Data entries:
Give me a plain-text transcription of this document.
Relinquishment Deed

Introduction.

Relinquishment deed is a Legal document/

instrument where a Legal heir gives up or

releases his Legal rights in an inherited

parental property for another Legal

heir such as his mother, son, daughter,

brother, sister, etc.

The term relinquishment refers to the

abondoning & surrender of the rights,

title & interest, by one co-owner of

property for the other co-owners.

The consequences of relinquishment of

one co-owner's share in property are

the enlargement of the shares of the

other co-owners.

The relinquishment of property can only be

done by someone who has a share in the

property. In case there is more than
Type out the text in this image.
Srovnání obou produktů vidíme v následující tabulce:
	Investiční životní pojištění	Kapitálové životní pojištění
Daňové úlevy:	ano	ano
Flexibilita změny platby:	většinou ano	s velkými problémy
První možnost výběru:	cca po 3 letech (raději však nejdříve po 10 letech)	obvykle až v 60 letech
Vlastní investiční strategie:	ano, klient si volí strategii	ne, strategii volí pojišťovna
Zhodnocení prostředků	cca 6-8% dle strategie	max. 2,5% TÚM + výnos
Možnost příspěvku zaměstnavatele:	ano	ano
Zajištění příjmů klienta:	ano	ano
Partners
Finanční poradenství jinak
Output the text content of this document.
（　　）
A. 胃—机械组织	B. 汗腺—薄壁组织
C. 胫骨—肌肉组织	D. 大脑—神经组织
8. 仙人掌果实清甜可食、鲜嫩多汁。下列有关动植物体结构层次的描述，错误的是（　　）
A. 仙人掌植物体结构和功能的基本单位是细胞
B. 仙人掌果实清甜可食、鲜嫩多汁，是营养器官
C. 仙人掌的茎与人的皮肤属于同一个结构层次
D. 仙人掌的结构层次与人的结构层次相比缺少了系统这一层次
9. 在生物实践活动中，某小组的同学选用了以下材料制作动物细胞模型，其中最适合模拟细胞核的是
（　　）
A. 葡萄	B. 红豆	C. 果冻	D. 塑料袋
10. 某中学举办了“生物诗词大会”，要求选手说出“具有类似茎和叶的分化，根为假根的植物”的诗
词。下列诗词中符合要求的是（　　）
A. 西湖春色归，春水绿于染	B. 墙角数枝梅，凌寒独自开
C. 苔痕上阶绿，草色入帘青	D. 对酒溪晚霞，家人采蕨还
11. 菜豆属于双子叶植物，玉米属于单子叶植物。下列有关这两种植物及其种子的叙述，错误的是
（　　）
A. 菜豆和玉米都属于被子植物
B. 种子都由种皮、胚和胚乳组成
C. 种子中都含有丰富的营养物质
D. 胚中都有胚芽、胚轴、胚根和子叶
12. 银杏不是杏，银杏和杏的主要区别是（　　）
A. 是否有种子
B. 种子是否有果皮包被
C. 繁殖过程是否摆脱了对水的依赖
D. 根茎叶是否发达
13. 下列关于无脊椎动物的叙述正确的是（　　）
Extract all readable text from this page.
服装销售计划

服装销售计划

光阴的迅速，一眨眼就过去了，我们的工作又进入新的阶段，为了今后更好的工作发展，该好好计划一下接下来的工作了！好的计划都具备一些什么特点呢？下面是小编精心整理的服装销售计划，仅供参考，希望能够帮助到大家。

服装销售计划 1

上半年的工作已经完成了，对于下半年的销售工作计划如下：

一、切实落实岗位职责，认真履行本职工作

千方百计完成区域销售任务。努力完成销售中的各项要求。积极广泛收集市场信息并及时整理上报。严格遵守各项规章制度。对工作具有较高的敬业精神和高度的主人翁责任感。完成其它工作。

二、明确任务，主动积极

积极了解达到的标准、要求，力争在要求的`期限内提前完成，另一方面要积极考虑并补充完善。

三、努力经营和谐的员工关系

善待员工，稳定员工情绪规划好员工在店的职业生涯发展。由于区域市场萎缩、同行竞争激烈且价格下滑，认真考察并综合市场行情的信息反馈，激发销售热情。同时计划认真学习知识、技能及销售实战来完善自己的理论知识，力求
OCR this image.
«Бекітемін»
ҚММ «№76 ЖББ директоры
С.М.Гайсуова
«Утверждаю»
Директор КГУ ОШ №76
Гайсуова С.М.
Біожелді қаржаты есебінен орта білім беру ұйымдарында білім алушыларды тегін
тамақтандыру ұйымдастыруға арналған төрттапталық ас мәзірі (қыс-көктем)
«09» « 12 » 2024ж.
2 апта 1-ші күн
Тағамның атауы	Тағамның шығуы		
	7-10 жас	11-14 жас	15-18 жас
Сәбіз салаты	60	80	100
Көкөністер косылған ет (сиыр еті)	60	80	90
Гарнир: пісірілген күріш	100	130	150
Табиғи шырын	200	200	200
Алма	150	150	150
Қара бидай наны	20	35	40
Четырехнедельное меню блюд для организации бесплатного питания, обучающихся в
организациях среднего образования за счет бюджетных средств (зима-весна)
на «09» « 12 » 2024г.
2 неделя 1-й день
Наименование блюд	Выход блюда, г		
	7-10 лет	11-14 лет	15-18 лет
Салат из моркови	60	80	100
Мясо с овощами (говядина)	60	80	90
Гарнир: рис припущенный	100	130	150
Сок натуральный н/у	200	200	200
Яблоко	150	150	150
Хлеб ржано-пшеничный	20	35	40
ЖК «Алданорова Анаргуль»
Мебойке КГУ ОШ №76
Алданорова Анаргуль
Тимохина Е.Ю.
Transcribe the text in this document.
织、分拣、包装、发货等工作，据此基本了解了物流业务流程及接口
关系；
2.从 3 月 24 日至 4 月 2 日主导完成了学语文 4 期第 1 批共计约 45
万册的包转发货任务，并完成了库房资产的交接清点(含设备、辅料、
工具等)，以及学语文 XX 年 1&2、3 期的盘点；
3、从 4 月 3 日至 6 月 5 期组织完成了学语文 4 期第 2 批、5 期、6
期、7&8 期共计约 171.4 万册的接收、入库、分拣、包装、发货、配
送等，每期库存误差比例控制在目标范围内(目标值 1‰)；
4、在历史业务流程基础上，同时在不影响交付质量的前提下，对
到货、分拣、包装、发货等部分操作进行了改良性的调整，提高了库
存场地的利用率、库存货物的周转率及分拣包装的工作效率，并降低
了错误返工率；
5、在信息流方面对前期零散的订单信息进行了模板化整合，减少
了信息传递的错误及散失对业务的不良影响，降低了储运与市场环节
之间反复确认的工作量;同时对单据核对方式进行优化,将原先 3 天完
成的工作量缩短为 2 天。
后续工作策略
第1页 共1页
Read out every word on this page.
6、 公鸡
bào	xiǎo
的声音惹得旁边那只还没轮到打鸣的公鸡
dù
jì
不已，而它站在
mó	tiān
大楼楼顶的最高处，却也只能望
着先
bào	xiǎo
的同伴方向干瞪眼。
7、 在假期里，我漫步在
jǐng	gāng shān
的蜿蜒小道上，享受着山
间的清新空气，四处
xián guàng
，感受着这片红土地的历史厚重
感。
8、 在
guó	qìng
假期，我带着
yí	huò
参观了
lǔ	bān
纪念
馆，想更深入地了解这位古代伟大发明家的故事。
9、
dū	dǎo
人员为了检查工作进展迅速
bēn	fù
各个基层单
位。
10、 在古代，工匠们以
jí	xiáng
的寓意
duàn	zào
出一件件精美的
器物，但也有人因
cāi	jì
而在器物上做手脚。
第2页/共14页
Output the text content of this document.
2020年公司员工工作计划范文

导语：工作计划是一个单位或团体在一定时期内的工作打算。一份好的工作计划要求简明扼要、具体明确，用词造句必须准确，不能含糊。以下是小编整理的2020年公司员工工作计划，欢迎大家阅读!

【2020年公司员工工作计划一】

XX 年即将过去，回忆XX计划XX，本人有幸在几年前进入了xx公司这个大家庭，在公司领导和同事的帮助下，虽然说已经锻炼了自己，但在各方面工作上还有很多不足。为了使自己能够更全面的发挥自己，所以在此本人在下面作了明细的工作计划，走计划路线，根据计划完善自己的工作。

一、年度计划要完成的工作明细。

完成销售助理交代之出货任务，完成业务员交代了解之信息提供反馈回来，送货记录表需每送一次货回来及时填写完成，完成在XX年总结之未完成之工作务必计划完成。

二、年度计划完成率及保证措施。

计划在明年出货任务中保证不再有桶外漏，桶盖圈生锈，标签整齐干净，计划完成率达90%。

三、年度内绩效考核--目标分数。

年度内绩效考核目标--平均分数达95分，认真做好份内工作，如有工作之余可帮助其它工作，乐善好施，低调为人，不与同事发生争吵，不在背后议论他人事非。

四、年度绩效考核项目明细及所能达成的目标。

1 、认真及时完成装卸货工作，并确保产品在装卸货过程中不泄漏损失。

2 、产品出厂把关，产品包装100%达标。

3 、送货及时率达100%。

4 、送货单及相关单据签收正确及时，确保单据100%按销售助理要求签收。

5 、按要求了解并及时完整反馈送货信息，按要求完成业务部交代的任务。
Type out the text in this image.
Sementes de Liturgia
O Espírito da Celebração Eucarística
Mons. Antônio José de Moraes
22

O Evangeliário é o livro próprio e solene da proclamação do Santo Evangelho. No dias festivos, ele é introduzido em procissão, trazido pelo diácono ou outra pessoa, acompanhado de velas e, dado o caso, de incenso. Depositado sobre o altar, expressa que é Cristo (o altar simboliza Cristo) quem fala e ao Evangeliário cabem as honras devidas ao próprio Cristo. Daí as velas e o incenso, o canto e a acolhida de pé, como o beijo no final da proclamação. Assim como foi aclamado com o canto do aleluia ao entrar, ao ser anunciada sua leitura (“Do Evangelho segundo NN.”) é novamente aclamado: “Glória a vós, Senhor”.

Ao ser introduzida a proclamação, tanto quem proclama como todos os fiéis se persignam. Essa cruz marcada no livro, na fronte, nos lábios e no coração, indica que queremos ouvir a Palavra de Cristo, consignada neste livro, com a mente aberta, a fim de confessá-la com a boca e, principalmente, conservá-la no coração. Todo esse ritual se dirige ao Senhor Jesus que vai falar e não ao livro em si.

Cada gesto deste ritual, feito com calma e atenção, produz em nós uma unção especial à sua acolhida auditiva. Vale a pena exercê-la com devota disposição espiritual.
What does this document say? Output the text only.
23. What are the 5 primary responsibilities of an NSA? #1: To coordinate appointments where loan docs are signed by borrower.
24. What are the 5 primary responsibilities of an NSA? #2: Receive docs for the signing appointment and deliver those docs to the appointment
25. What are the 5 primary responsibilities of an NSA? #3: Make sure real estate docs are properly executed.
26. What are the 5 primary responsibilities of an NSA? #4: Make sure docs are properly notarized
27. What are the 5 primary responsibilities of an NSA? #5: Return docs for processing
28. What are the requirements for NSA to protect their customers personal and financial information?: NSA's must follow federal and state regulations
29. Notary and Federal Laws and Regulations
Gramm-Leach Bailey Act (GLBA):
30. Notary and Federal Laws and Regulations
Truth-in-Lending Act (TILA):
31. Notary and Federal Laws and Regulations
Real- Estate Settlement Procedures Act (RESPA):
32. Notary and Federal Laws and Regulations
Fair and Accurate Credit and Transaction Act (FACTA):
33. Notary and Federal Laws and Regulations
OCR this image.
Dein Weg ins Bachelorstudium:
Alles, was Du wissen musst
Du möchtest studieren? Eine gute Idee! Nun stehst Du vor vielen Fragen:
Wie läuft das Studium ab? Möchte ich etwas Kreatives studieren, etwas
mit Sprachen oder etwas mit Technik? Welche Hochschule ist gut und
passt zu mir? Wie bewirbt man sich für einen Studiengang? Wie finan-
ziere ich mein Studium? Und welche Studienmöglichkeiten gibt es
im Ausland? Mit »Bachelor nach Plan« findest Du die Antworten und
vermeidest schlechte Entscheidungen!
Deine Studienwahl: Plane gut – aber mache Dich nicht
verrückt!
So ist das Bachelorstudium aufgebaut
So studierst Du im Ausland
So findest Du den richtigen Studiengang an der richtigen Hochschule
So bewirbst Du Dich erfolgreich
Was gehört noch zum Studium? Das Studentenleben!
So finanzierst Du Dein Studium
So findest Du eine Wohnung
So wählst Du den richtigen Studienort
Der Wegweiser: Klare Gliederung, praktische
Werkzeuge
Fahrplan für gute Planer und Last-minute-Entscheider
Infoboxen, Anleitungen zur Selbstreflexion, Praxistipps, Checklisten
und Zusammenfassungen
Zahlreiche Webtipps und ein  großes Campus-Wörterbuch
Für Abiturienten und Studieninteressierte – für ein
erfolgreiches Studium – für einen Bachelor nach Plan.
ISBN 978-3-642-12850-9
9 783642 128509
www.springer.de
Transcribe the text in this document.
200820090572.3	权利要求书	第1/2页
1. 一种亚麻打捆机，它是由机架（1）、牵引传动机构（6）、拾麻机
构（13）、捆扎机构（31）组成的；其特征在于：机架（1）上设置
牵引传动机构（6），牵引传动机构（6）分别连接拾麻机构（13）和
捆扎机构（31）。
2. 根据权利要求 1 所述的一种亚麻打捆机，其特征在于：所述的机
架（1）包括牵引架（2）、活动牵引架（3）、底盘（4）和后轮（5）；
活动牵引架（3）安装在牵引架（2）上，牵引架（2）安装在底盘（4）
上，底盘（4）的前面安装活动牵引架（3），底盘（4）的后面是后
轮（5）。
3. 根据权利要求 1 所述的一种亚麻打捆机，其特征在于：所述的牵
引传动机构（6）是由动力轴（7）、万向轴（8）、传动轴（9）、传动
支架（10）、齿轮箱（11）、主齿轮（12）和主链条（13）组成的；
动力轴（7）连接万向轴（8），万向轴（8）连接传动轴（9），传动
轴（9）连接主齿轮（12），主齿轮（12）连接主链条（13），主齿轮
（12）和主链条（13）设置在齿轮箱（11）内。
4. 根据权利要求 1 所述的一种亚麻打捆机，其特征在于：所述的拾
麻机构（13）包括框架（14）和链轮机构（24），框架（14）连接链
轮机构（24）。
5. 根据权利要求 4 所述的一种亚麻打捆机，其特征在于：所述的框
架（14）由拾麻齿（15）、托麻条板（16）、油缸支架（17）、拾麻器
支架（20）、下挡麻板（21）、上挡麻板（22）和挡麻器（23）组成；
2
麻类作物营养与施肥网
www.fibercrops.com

▸ **Task directions**: Pick each line holding the word "Bachelorstudium" out of the listing.

▸ **The completed task**:
Dein Weg ins Bachelorstudium:
So ist das Bachelorstudium aufgebaut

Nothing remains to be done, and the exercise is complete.